> [What is being asked]: Search the data below for the string "this". Extract every line that contains it.

--- START OF Records to process ---

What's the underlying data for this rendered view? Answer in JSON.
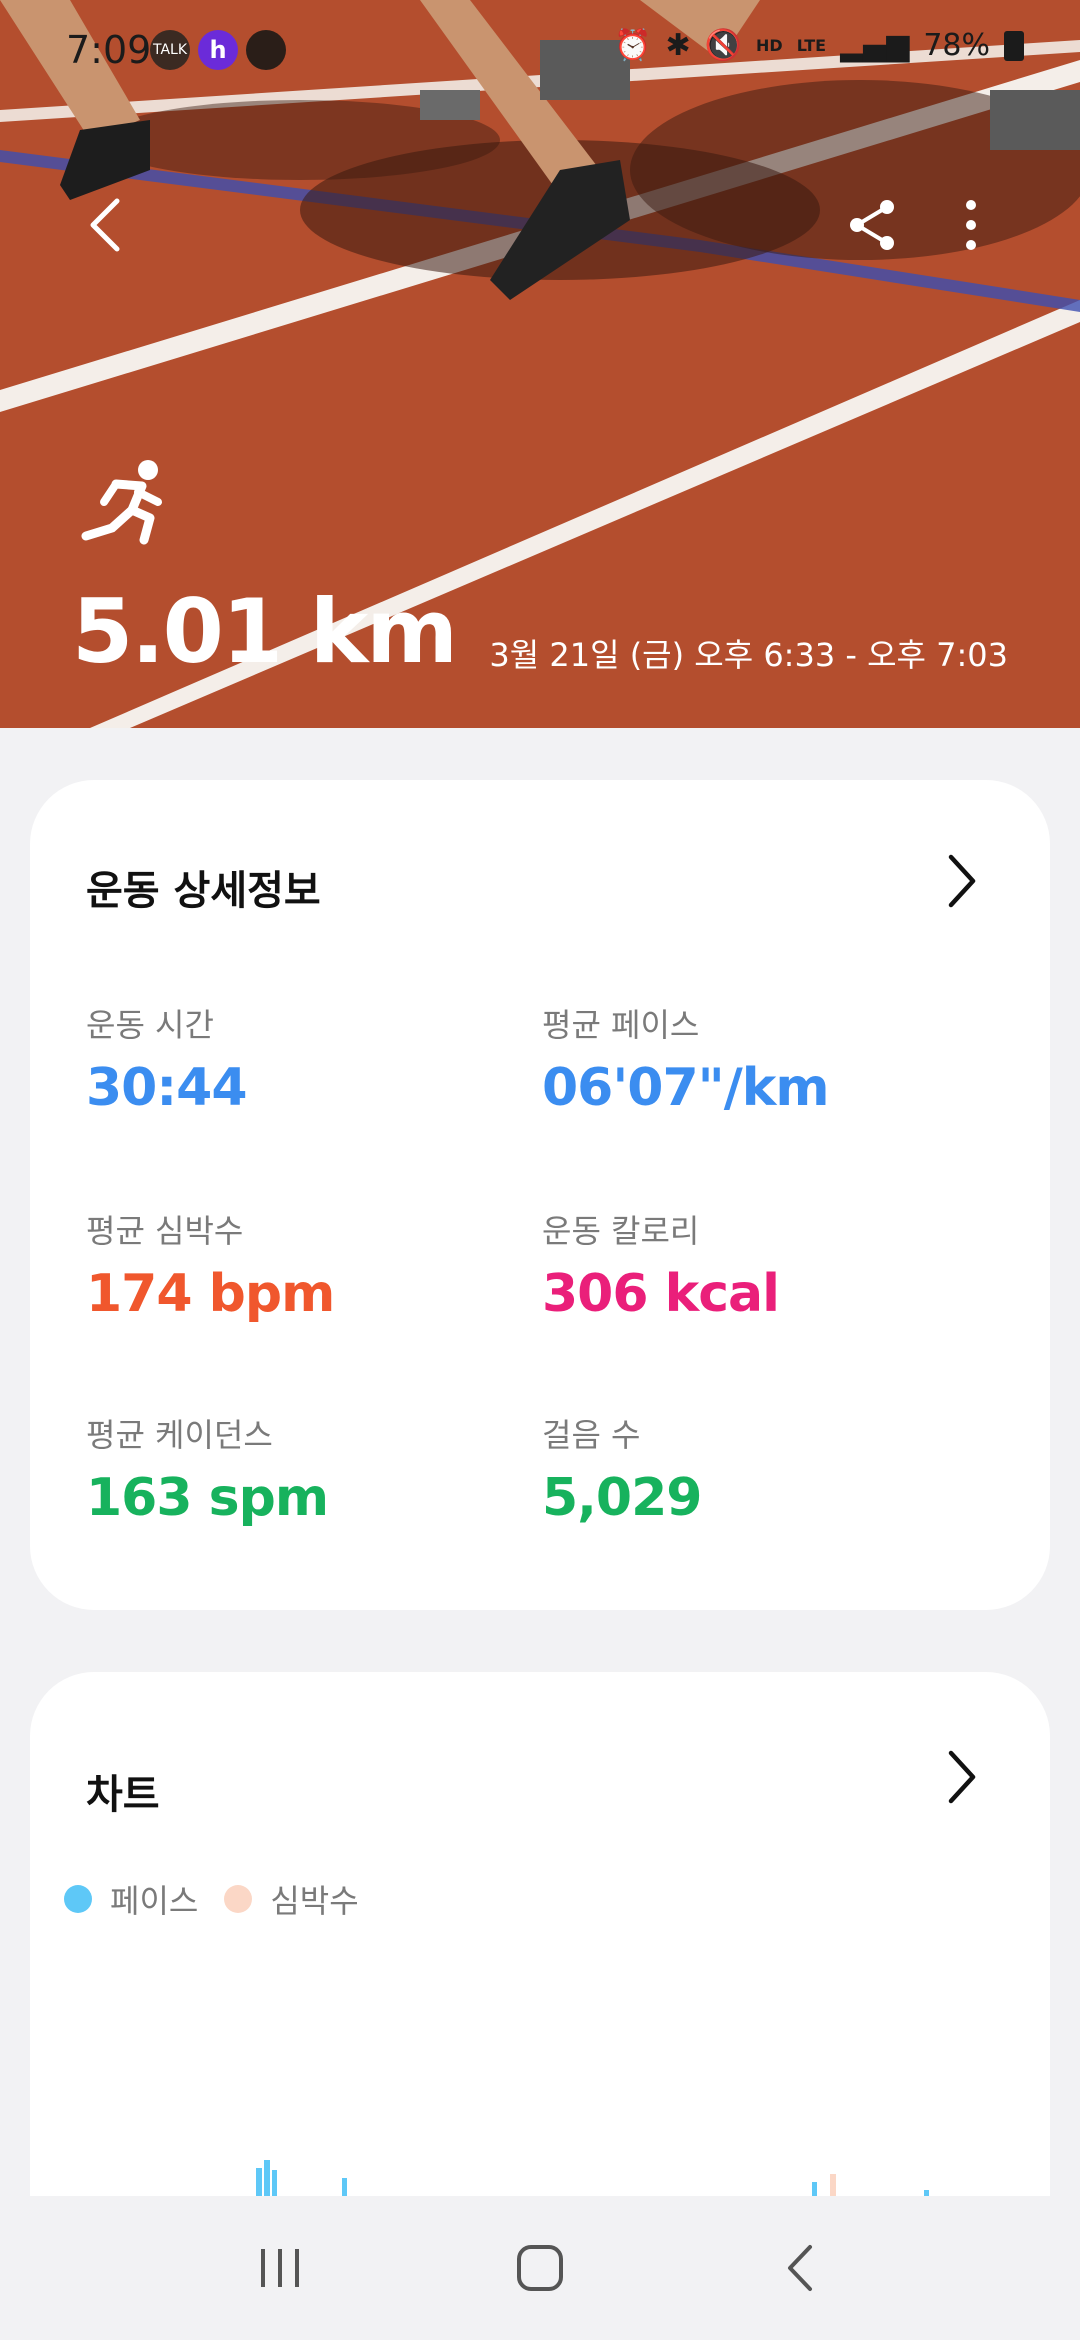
{
  "status_bar": {
    "time": "7:09",
    "apps": [
      "TALK",
      "h",
      "chat"
    ],
    "indicators": [
      "HD",
      "LTE"
    ],
    "battery": "78%"
  },
  "hero": {
    "distance": "5.01 km",
    "datetime": "3월 21일 (금) 오후 6:33 - 오후 7:03",
    "icon": "running-icon"
  },
  "details": {
    "title": "운동 상세정보",
    "metrics": [
      {
        "label": "운동 시간",
        "value": "30:44",
        "color": "#3b8df0"
      },
      {
        "label": "평균 페이스",
        "value": "06'07\"/km",
        "color": "#3b8df0"
      },
      {
        "label": "평균 심박수",
        "value": "174 bpm",
        "color": "#f0572d"
      },
      {
        "label": "운동 칼로리",
        "value": "306 kcal",
        "color": "#ea1f7a"
      },
      {
        "label": "평균 케이던스",
        "value": "163 spm",
        "color": "#17b25d"
      },
      {
        "label": "걸음 수",
        "value": "5,029",
        "color": "#17b25d"
      }
    ]
  },
  "chart": {
    "title": "차트",
    "legend": [
      {
        "label": "페이스",
        "color": "#5ec8f7"
      },
      {
        "label": "심박수",
        "color": "#fbd7c6"
      }
    ]
  },
  "nav": {
    "buttons": [
      "recent-apps-button",
      "home-button",
      "back-button"
    ]
  }
}
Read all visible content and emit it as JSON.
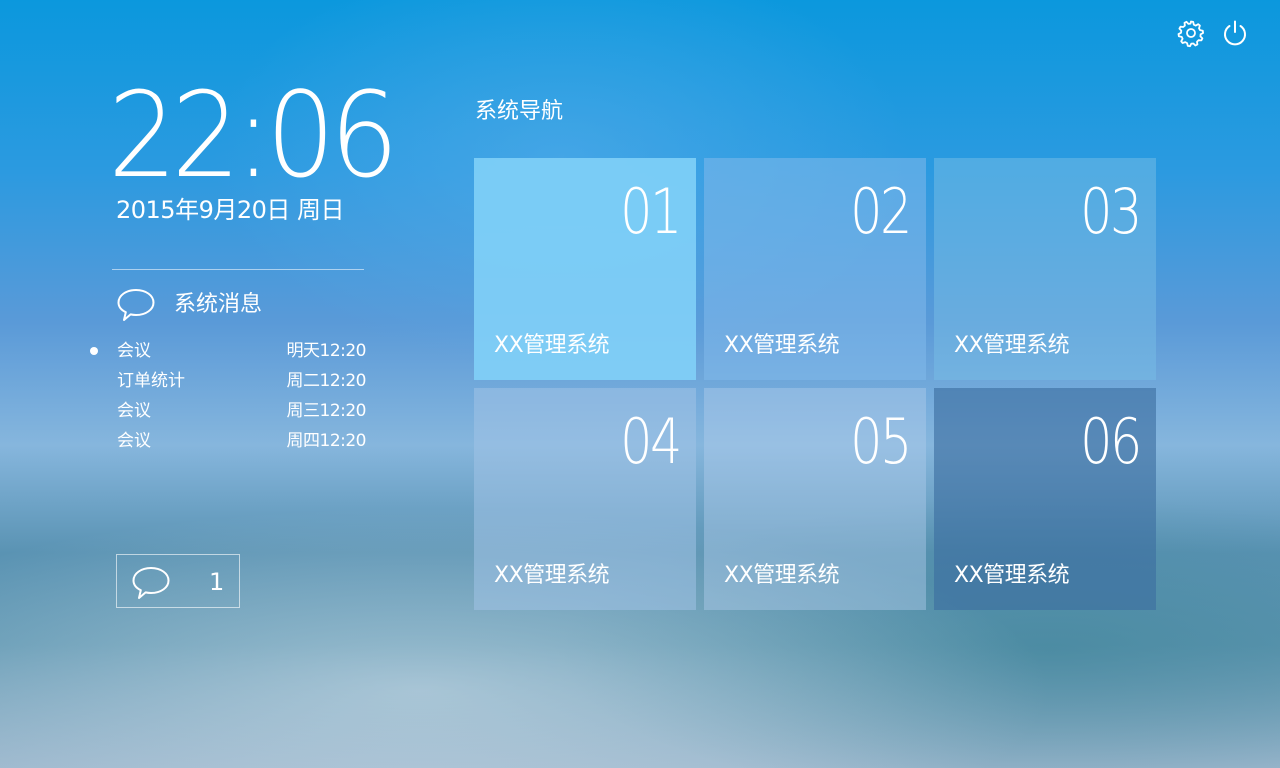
{
  "header": {
    "icons": [
      "gear-icon",
      "power-icon"
    ]
  },
  "clock": {
    "time": "22:06",
    "date": "2015年9月20日  周日"
  },
  "messages": {
    "title": "系统消息",
    "icon": "chat-bubble-icon",
    "items": [
      {
        "label": "会议",
        "time": "明天12:20",
        "unread": true
      },
      {
        "label": "订单统计",
        "time": "周二12:20",
        "unread": false
      },
      {
        "label": "会议",
        "time": "周三12:20",
        "unread": false
      },
      {
        "label": "会议",
        "time": "周四12:20",
        "unread": false
      }
    ]
  },
  "counter": {
    "icon": "chat-bubble-icon",
    "count": "1"
  },
  "nav": {
    "title": "系统导航",
    "tiles": [
      {
        "number": "01",
        "label": "XX管理系统"
      },
      {
        "number": "02",
        "label": "XX管理系统"
      },
      {
        "number": "03",
        "label": "XX管理系统"
      },
      {
        "number": "04",
        "label": "XX管理系统"
      },
      {
        "number": "05",
        "label": "XX管理系统"
      },
      {
        "number": "06",
        "label": "XX管理系统"
      }
    ]
  },
  "colors": {
    "background_top": "#0b98dd",
    "background_mid": "#86b6dd",
    "text": "#ffffff",
    "tile_highlight": "#82d2f8",
    "tile_dark": "#3c6ea0"
  }
}
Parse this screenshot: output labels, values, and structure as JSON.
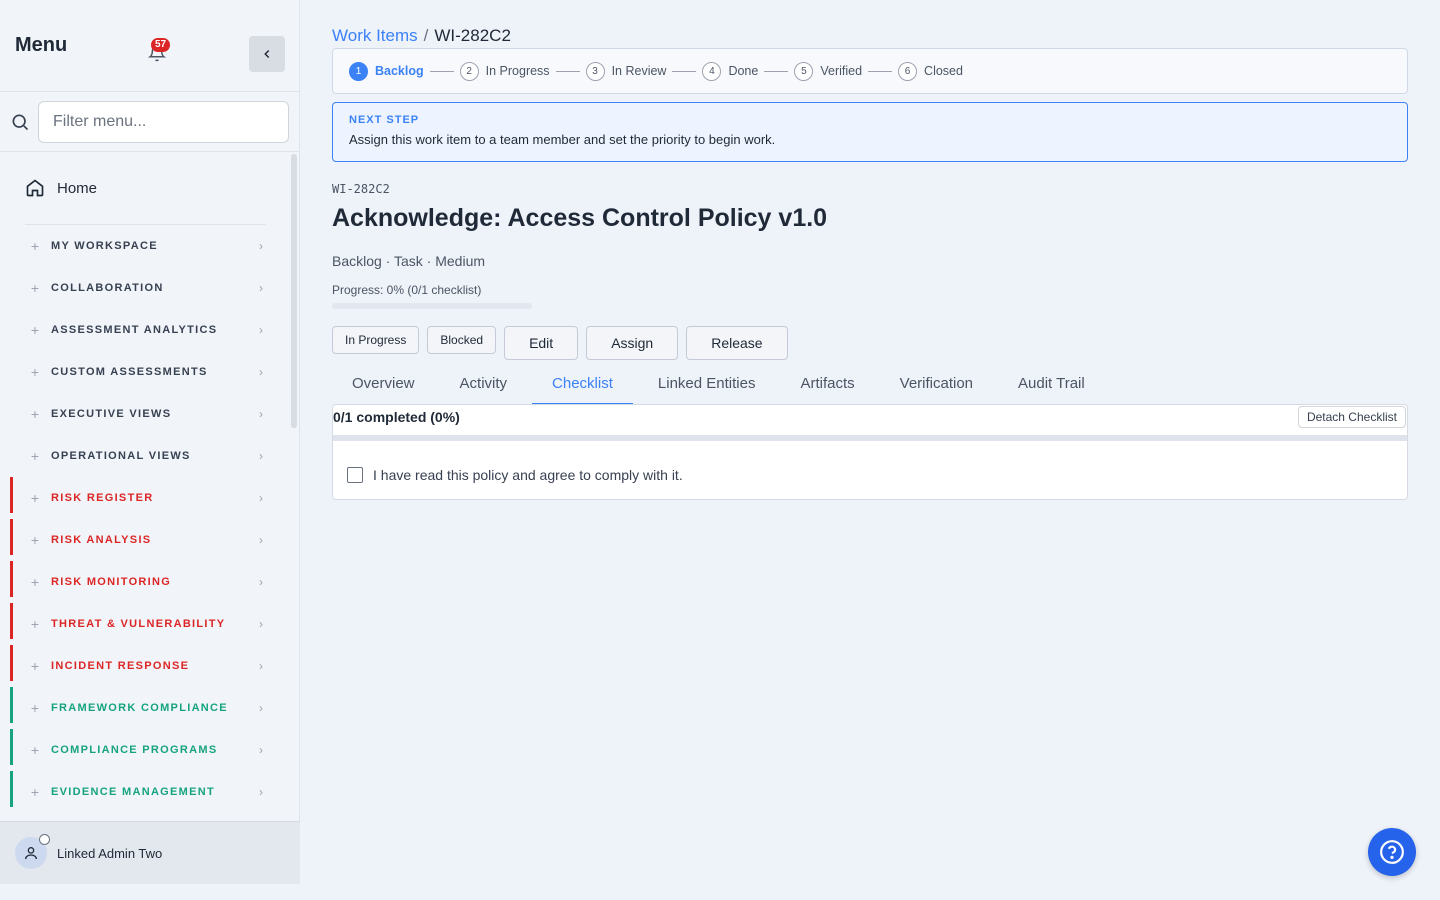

--- END OF Records to process ---

> [Expected output]:
What's the underlying data for this rendered view? Answer in JSON.
Parse this screenshot: output labels, values, and structure as JSON.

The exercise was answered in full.